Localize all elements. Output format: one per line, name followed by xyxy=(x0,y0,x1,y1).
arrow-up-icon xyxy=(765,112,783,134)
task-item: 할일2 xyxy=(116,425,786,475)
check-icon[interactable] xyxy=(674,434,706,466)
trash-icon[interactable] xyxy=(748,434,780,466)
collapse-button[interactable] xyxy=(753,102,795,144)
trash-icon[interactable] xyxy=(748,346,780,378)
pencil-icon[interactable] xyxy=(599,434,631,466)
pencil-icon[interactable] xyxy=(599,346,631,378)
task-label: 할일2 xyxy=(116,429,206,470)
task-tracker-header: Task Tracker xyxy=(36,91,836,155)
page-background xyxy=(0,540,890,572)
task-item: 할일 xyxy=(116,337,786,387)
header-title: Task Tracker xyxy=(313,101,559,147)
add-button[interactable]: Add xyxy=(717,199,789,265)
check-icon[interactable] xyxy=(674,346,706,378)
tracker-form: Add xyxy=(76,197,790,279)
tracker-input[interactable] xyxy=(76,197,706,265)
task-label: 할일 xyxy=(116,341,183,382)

Task objective: Gather every line of the material above that contains the string "label", and copy each such line in full.

Completed task:
task-label: 할일2 xyxy=(116,429,206,470)
task-label: 할일 xyxy=(116,341,183,382)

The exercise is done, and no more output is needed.